EXERCISE DETAILS: Pull out every line below containing the word "JSON".
══ GIVEN ENTRIES ══
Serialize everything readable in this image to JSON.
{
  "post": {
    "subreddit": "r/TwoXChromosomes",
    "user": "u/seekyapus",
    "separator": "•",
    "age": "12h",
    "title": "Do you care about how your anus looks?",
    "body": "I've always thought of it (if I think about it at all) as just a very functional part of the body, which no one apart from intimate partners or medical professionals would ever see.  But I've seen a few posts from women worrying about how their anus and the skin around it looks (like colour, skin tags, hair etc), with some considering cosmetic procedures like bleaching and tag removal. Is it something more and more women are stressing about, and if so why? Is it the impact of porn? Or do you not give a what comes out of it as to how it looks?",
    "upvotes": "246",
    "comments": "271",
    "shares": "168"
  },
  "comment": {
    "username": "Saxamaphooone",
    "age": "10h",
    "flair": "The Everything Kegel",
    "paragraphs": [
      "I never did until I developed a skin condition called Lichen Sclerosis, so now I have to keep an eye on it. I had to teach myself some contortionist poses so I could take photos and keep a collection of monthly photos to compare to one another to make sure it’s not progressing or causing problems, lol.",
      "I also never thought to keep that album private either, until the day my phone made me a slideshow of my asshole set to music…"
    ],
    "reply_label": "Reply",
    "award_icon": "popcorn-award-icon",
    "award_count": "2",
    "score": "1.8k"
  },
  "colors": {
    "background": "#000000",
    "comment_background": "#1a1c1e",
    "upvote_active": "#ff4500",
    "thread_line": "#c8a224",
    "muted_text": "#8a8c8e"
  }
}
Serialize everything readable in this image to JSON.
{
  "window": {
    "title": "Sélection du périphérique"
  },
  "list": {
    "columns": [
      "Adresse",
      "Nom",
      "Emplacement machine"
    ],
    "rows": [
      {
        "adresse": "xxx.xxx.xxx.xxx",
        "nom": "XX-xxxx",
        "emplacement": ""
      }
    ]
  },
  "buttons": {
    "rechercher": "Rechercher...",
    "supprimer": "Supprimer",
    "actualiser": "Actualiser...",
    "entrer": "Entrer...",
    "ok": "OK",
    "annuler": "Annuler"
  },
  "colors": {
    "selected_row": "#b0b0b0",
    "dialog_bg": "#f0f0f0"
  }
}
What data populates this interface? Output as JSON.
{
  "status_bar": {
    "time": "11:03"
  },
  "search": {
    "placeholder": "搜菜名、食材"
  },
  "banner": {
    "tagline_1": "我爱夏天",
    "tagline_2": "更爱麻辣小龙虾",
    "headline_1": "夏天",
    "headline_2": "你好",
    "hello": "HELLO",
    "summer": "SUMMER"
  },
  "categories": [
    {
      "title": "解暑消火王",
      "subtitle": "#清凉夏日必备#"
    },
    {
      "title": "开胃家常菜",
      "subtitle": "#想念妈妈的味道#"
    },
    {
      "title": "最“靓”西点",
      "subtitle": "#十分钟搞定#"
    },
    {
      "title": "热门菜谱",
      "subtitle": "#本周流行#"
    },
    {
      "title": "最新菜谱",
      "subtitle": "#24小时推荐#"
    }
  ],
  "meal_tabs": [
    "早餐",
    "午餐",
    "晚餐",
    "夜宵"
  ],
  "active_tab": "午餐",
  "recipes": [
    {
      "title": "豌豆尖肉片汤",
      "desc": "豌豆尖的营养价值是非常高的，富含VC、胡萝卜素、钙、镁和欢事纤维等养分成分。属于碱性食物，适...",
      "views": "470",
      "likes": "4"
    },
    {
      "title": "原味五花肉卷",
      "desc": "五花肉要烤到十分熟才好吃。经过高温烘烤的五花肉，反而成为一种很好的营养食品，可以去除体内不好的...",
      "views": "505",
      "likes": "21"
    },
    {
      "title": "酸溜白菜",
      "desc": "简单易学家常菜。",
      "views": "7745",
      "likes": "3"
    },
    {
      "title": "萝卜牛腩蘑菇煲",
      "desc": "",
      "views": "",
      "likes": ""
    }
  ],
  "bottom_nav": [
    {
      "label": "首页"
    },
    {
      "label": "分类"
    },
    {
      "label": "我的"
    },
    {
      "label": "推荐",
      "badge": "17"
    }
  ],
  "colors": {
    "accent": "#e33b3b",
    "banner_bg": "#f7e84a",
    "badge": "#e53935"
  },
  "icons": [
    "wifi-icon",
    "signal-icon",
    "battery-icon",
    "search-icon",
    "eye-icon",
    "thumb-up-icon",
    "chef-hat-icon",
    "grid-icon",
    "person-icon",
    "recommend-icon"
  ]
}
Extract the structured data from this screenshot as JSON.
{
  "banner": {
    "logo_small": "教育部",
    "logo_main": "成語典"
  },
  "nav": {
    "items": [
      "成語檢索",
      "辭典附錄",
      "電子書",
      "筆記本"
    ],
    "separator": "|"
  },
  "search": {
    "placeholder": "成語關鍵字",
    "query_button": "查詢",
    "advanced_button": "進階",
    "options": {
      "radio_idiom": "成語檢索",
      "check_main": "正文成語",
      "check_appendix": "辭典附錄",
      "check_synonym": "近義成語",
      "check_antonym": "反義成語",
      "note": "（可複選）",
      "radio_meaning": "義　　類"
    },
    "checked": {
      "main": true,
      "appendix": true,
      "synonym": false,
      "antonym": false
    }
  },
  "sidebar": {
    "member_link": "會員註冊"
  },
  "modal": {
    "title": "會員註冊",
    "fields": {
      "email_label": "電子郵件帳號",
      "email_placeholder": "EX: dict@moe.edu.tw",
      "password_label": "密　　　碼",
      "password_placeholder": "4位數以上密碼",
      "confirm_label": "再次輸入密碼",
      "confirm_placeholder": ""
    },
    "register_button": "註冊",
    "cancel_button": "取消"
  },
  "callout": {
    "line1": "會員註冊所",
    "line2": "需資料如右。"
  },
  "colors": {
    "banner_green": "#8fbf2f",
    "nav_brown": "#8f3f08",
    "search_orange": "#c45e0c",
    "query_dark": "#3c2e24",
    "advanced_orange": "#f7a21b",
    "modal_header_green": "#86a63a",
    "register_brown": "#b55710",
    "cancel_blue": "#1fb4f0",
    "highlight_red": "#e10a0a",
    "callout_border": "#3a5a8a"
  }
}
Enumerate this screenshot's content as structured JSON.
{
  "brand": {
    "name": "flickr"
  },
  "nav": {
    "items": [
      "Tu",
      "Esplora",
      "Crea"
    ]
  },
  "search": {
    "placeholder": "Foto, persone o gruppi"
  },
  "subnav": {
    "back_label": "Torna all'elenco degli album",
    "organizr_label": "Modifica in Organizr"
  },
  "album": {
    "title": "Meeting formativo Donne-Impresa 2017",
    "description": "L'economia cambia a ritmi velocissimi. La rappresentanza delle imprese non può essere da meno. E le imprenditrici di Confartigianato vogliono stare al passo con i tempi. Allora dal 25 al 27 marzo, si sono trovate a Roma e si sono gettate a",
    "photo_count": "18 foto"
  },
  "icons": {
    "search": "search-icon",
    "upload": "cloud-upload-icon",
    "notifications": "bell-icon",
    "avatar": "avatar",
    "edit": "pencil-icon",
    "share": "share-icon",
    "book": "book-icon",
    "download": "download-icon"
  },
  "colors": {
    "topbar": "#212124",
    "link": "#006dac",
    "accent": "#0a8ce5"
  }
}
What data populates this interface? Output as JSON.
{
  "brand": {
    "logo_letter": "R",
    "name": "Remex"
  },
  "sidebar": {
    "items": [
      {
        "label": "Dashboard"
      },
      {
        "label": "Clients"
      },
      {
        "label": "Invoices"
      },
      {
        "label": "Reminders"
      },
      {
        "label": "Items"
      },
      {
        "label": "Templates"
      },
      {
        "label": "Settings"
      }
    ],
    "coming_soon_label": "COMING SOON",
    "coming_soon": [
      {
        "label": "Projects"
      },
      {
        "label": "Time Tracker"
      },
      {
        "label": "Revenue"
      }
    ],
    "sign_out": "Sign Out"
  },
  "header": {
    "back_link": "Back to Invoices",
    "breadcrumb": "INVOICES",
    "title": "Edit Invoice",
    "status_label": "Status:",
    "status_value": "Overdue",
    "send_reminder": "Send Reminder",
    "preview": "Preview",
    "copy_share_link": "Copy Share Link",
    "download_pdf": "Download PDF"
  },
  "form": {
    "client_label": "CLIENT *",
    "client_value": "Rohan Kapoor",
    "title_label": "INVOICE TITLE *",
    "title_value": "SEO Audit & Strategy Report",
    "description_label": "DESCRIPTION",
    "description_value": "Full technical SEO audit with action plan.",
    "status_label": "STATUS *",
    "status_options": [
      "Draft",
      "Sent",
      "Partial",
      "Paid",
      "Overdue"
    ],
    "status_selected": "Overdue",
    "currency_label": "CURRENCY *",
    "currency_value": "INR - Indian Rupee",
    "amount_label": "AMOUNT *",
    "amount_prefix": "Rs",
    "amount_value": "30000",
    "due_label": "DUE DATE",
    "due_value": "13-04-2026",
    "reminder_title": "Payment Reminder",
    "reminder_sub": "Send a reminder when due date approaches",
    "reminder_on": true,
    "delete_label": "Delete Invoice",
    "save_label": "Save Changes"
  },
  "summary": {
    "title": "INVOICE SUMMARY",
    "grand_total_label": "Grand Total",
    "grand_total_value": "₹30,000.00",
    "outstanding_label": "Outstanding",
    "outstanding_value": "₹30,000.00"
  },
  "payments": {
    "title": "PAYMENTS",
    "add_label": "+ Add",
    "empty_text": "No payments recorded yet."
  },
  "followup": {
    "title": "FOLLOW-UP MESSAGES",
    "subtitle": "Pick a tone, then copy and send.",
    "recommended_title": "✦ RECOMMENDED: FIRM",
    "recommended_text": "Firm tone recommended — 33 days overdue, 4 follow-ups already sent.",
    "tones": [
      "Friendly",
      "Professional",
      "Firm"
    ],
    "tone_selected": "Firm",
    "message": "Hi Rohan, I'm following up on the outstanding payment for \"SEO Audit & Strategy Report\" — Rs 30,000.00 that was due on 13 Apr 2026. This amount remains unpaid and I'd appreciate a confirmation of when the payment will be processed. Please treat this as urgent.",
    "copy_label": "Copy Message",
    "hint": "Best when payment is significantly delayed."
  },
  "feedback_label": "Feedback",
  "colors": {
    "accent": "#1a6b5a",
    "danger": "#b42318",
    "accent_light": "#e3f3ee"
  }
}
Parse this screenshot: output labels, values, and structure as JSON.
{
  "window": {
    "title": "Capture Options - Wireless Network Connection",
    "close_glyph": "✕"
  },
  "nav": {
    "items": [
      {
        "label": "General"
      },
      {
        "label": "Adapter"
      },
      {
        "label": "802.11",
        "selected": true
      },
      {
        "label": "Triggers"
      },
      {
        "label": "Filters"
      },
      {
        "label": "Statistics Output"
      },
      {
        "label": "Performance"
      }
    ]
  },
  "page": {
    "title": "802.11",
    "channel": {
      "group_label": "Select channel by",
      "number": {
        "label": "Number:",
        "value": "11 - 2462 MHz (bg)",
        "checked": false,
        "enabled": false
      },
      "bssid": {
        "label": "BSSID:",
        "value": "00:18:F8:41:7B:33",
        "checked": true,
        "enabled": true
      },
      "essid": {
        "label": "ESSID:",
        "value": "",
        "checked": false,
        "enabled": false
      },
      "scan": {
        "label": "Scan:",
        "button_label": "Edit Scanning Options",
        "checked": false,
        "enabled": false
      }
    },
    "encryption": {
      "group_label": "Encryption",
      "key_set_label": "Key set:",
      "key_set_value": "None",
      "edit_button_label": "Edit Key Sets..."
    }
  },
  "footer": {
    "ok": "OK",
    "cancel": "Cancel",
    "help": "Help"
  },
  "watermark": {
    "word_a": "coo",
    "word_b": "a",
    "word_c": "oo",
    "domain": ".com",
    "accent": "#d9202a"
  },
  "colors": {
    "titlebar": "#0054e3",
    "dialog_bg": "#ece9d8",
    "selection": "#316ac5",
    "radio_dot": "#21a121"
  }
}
═══
RESPONSE BELOW:
Serialize everything readable in this image to JSON.
Serialize everything readable in this image to JSON.
What data populates this interface? Output as JSON.
Extract the structured data from this screenshot as JSON.
Enumerate this screenshot's content as structured JSON.
What data populates this interface? Output as JSON.
Parse this screenshot: output labels, values, and structure as JSON.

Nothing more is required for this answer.